DESCRIPTION OF THE TASK:
Tally the lines containing the word "درجات" and give the total alone.

LISTED ENTRIES:

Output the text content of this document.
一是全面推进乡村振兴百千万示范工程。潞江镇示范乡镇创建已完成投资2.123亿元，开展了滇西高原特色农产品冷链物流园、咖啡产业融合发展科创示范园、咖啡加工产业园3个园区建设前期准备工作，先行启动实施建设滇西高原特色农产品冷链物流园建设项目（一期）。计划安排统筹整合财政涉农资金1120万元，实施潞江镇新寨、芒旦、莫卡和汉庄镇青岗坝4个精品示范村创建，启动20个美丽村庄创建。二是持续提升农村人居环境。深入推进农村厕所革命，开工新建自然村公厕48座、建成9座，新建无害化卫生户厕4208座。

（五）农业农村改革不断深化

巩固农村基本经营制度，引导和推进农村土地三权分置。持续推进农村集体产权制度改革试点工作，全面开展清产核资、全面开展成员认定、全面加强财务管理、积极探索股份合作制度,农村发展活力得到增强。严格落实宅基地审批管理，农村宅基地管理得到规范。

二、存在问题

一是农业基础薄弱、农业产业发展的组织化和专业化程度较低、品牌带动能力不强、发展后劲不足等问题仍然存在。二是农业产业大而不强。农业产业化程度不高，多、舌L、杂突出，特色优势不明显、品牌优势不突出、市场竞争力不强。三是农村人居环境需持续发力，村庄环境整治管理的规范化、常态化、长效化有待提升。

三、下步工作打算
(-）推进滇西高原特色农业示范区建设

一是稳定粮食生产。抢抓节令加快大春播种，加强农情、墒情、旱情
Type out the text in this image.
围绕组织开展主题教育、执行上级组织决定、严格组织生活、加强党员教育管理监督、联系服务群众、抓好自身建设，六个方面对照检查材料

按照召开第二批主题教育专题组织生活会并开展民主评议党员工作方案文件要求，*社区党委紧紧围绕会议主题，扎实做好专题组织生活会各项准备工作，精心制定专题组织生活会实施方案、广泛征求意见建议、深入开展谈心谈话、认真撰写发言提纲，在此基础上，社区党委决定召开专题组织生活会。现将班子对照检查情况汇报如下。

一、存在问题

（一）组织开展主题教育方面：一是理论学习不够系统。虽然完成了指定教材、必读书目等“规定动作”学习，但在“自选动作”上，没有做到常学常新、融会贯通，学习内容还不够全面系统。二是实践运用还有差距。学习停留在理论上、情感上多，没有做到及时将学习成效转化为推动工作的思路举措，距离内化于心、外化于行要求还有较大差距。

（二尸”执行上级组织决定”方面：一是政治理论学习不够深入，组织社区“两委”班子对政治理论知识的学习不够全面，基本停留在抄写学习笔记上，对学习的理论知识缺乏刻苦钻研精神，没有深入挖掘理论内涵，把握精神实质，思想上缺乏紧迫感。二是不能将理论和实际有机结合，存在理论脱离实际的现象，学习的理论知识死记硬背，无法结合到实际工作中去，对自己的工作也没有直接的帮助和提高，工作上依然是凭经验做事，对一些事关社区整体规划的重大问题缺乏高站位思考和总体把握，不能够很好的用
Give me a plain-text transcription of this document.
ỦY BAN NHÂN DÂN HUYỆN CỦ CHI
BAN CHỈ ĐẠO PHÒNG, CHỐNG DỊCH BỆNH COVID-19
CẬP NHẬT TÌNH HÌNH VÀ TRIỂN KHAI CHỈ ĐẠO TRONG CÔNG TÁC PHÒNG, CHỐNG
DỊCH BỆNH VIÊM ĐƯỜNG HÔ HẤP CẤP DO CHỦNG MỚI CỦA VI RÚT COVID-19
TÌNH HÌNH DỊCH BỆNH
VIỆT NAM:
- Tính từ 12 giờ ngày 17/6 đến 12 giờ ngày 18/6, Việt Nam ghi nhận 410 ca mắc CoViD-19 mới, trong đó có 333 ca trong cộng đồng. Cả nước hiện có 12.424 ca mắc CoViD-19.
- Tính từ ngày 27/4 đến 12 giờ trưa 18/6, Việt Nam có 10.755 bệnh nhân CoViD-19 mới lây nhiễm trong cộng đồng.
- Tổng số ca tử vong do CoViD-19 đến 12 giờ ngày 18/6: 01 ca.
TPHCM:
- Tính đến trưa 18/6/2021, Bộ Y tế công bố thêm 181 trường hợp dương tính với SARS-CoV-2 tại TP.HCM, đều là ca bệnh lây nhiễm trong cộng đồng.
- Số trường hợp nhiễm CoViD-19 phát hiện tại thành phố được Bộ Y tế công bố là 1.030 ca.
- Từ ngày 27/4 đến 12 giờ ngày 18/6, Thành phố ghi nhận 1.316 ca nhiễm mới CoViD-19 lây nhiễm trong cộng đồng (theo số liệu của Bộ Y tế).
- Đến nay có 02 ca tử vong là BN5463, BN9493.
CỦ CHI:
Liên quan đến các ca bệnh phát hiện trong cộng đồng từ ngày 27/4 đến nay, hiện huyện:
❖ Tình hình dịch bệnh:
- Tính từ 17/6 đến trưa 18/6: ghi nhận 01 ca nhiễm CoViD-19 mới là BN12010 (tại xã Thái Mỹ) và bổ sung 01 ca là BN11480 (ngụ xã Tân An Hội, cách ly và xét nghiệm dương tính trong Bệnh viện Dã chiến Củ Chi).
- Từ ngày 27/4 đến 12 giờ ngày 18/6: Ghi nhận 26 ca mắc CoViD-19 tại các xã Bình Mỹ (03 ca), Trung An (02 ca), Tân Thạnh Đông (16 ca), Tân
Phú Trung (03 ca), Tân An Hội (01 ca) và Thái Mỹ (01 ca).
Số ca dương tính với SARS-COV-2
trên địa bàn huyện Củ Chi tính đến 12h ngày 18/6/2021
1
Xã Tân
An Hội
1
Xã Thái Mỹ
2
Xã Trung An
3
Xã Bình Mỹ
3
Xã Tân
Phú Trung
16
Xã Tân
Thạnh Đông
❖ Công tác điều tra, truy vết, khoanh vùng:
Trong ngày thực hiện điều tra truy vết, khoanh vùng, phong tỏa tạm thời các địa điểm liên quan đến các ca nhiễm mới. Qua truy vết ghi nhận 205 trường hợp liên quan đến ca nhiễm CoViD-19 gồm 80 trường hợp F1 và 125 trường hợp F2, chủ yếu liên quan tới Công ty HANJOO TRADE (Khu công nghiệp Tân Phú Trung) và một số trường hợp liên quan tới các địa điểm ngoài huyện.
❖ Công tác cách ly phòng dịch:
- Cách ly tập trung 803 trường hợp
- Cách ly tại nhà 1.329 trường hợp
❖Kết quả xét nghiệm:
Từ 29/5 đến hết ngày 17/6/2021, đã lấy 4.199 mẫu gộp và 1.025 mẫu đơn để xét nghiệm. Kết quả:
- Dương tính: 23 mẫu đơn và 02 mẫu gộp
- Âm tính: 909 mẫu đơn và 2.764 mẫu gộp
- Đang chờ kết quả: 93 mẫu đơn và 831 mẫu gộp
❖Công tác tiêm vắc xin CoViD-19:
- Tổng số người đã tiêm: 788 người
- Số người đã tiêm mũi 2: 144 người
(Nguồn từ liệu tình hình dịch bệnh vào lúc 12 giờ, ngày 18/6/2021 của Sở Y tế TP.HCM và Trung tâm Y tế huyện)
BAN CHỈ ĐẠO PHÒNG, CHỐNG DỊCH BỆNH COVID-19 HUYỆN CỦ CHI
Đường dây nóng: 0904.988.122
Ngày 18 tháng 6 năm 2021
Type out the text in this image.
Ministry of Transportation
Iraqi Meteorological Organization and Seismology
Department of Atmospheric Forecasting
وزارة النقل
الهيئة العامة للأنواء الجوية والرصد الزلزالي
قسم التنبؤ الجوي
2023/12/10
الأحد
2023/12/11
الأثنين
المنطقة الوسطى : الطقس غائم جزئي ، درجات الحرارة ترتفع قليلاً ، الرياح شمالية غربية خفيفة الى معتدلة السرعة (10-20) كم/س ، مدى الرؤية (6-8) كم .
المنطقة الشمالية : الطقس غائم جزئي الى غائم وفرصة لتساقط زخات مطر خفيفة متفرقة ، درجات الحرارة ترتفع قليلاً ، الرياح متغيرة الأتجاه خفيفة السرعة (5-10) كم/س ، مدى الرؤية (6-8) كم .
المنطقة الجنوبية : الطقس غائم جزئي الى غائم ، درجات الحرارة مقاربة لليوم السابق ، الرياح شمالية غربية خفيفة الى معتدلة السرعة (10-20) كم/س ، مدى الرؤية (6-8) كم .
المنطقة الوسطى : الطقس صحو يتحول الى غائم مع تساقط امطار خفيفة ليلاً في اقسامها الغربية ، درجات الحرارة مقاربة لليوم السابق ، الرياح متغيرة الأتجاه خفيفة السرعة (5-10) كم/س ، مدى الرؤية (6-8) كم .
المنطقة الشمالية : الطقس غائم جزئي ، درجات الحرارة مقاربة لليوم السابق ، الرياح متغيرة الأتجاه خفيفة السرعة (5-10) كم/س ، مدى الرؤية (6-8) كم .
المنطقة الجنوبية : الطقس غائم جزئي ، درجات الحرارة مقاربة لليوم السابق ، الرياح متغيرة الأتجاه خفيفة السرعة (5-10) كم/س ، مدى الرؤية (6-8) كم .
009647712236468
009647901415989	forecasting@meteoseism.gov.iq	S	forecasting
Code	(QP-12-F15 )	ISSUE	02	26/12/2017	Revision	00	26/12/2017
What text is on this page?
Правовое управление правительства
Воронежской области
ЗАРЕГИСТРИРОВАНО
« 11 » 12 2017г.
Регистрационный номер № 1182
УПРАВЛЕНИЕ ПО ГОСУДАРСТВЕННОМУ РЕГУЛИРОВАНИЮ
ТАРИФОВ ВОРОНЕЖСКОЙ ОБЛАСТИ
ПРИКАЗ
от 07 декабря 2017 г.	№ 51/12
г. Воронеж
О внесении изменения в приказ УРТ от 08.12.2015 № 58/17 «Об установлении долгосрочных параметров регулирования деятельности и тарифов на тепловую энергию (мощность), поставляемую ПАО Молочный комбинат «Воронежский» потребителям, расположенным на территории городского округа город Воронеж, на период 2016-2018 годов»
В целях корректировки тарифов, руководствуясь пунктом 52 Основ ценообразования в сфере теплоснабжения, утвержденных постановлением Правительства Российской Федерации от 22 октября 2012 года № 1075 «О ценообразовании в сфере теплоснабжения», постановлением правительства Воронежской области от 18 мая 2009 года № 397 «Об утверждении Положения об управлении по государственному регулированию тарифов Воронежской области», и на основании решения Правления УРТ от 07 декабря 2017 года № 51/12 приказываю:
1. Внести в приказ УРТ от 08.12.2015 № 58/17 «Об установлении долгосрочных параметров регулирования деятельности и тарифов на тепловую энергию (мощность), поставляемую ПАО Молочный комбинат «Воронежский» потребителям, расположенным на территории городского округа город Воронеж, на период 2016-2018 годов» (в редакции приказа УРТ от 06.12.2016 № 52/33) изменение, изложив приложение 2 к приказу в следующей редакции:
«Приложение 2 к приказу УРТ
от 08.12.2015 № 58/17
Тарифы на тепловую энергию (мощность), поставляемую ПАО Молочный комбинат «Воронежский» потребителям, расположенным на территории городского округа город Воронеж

WORKED ANSWER:
6